◆ REQUIRED WORK
Extract all lines from the data beneath that include the word "ececec".

◆ THE RECORDS
------------------------------------------------

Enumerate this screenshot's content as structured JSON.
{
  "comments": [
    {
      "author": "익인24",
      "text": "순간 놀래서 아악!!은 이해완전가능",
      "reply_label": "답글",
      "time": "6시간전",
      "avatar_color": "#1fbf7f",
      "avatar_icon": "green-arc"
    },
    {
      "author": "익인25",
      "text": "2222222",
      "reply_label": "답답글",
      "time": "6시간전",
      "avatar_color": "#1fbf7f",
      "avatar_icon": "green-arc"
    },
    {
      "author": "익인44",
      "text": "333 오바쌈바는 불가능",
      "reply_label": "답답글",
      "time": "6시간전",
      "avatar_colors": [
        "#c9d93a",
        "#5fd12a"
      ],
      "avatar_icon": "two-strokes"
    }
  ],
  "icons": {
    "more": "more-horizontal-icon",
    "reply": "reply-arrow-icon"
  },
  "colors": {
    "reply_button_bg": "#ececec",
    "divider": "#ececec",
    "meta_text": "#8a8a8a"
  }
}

------------------------------------------------

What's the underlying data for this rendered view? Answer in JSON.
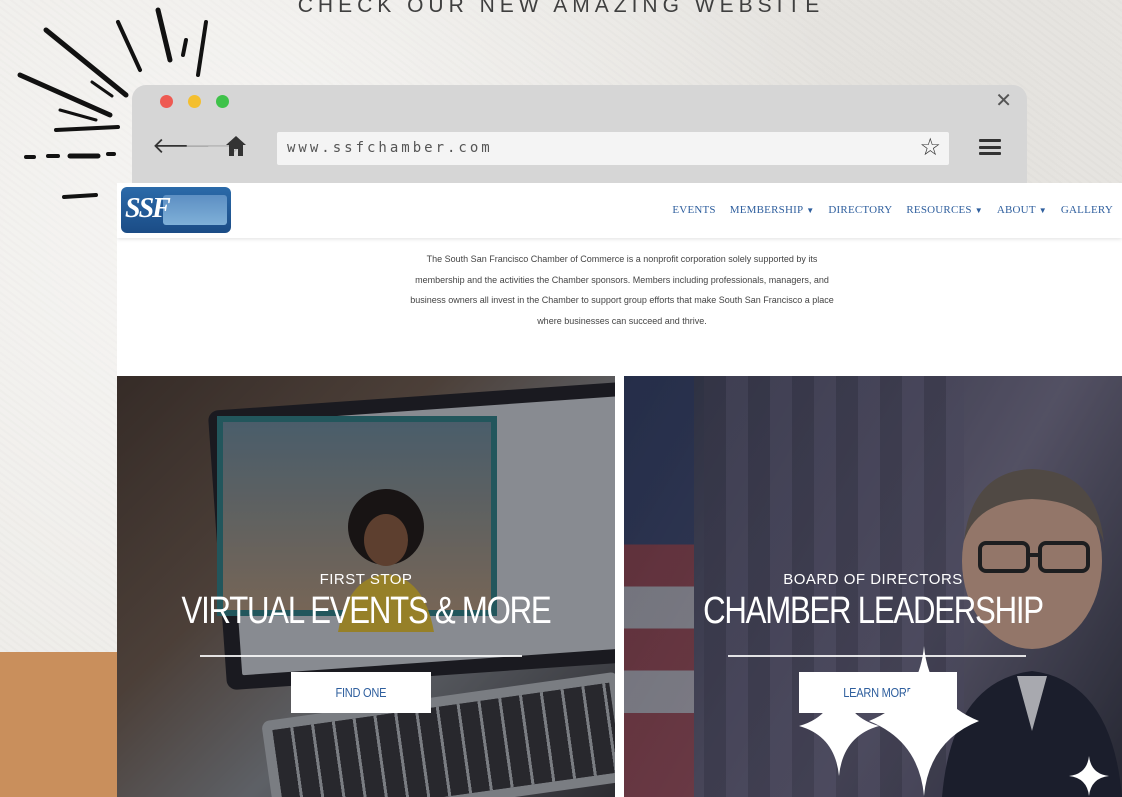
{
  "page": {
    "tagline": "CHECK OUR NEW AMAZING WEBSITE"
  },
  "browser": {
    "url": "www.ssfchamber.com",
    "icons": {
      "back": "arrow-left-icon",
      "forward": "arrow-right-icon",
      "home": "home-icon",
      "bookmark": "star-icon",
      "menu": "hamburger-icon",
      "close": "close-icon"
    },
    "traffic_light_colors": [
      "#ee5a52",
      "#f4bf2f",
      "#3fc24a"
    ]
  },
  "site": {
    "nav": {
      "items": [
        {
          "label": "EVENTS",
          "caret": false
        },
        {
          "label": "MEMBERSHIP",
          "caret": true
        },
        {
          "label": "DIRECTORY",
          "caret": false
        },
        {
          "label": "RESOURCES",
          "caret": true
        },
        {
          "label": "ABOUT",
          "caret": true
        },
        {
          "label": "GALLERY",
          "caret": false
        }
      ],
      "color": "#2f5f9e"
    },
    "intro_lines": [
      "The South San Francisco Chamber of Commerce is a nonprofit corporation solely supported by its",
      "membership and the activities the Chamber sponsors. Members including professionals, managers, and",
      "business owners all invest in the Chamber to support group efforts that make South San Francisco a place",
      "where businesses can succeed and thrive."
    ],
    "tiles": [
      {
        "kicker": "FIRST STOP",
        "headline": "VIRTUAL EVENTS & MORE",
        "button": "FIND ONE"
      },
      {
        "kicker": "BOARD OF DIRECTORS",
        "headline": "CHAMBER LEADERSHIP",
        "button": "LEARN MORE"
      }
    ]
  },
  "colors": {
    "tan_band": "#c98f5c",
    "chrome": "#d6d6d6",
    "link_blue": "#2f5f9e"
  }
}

------------------------------------------------

◆ RESPONSE TO THE EXERCISE
    "reply_button_bg": "#ececec",
    "divider": "#ececec",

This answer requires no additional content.